# Task to carry out:
Find each line holding the word "Lohbener" and give the number of such lines, nothing else.
-- Raw records start --
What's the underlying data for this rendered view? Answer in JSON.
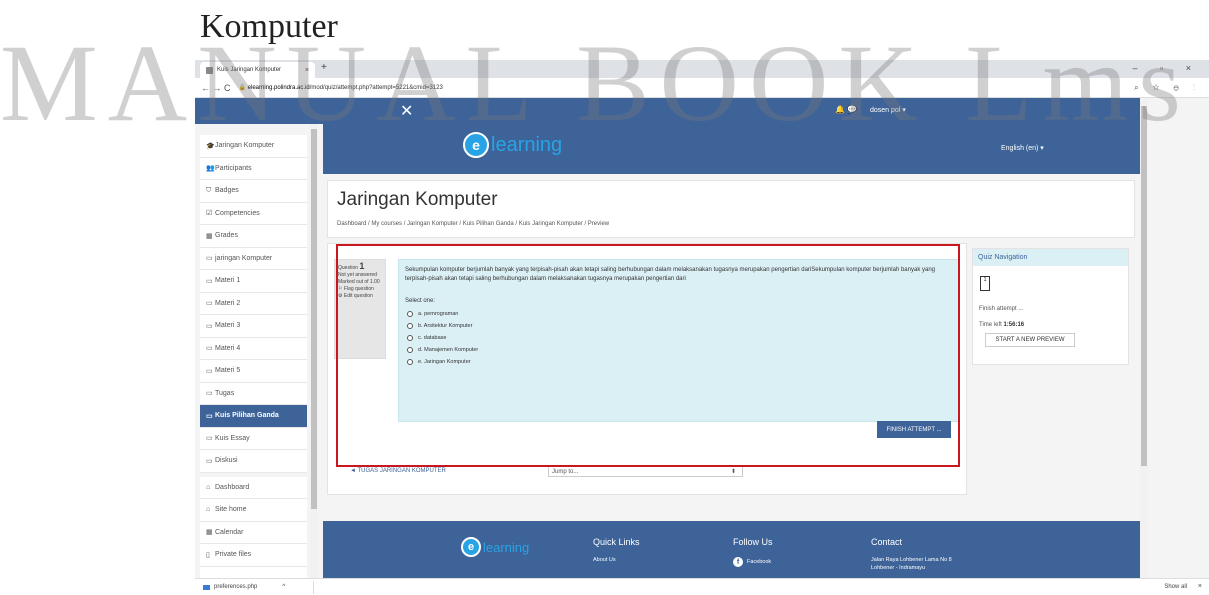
{
  "watermark": {
    "top_text": "Komputer",
    "big_text": "MANUAL BOOK Lms"
  },
  "browser": {
    "tab_title": "Kuis Jaringan Komputer",
    "tab_close": "×",
    "new_tab": "+",
    "window_controls": "– ▫ ×",
    "nav": "← → C",
    "url_host": "elearning.polindra.ac.id",
    "url_path": "/mod/quiz/attempt.php?attempt=5221&cmid=3123",
    "addr_right": "⌕ ☆ ⊖ ⋮"
  },
  "topnav": {
    "close": "✕",
    "icons": "🔔 💬",
    "user": "dosen pol ▾"
  },
  "sidebar": {
    "items": [
      {
        "icon": "🎓",
        "label": "Jaringan Komputer"
      },
      {
        "icon": "👥",
        "label": "Participants"
      },
      {
        "icon": "⛉",
        "label": "Badges"
      },
      {
        "icon": "☑",
        "label": "Competencies"
      },
      {
        "icon": "▦",
        "label": "Grades"
      },
      {
        "icon": "▭",
        "label": "jaringan Komputer"
      },
      {
        "icon": "▭",
        "label": "Materi 1"
      },
      {
        "icon": "▭",
        "label": "Materi 2"
      },
      {
        "icon": "▭",
        "label": "Materi 3"
      },
      {
        "icon": "▭",
        "label": "Materi 4"
      },
      {
        "icon": "▭",
        "label": "Materi 5"
      },
      {
        "icon": "▭",
        "label": "Tugas"
      },
      {
        "icon": "▭",
        "label": "Kuis Pilihan Ganda"
      },
      {
        "icon": "▭",
        "label": "Kuis Essay"
      },
      {
        "icon": "▭",
        "label": "Diskusi"
      },
      {
        "icon": "⌂",
        "label": "Dashboard"
      },
      {
        "icon": "⌂",
        "label": "Site home"
      },
      {
        "icon": "▦",
        "label": "Calendar"
      },
      {
        "icon": "▯",
        "label": "Private files"
      }
    ]
  },
  "header": {
    "logo_letter": "e",
    "logo_word": "learning",
    "language": "English (en) ▾"
  },
  "page": {
    "title": "Jaringan Komputer",
    "breadcrumb": "Dashboard / My courses / Jaringan Komputer / Kuis Pilihan Ganda / Kuis Jaringan Komputer / Preview"
  },
  "question": {
    "label": "Question",
    "number": "1",
    "status": "Not yet answered",
    "marked": "Marked out of 1.00",
    "flag": "⚐ Flag question",
    "edit": "⚙ Edit question",
    "text": "Sekumpulan komputer berjumlah banyak yang terpisah-pisah akan tetapi saling berhubungan dalam melaksanakan tugasnya merupakan pengertian dariSekumpulan komputer berjumlah banyak yang terpisah-pisah akan tetapi saling berhubungan dalam melaksanakan tugasnya merupakan pengertian dari",
    "select_one": "Select one:",
    "options": [
      "a. pemrograman",
      "b. Arsitektur Komputer",
      "c. database",
      "d. Manajemen Komputer",
      "e. Jaringan Komputer"
    ],
    "finish_button": "FINISH ATTEMPT ..."
  },
  "bottom_nav": {
    "prev_link": "◄ TUGAS JARINGAN KOMPUTER",
    "jump_label": "Jump to...",
    "jump_caret": "⬍"
  },
  "quiz_navigation": {
    "title": "Quiz Navigation",
    "box_number": "1",
    "finish_attempt": "Finish attempt ...",
    "time_left_label": "Time left",
    "time_left_value": "1:56:16",
    "start_new_preview": "START A NEW PREVIEW"
  },
  "footer": {
    "logo_letter": "e",
    "logo_word": "learning",
    "quick_links_title": "Quick Links",
    "quick_links_item": "About Us",
    "follow_us_title": "Follow Us",
    "facebook_icon": "f",
    "facebook": "Facebook",
    "contact_title": "Contact",
    "contact_address": "Jalan Raya Lohbener Lama No 8",
    "contact_city": "Lohbener - Indramayu"
  },
  "downloads": {
    "file": "preferences.php",
    "caret": "^",
    "show_all": "Show all",
    "close": "×"
  },
  "colors": {
    "primary": "#3d6399",
    "accent": "#28a3e5",
    "question_bg": "#dbf0f5",
    "highlight_border": "#c8171e"
  }
}
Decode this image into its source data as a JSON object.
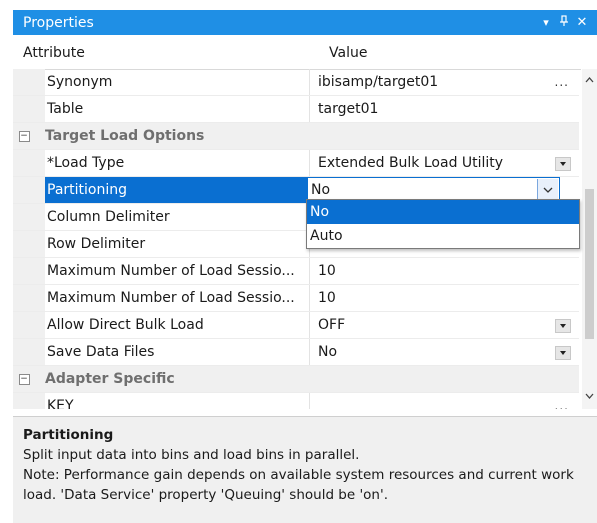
-- Raw records end --
# Answer in full:
2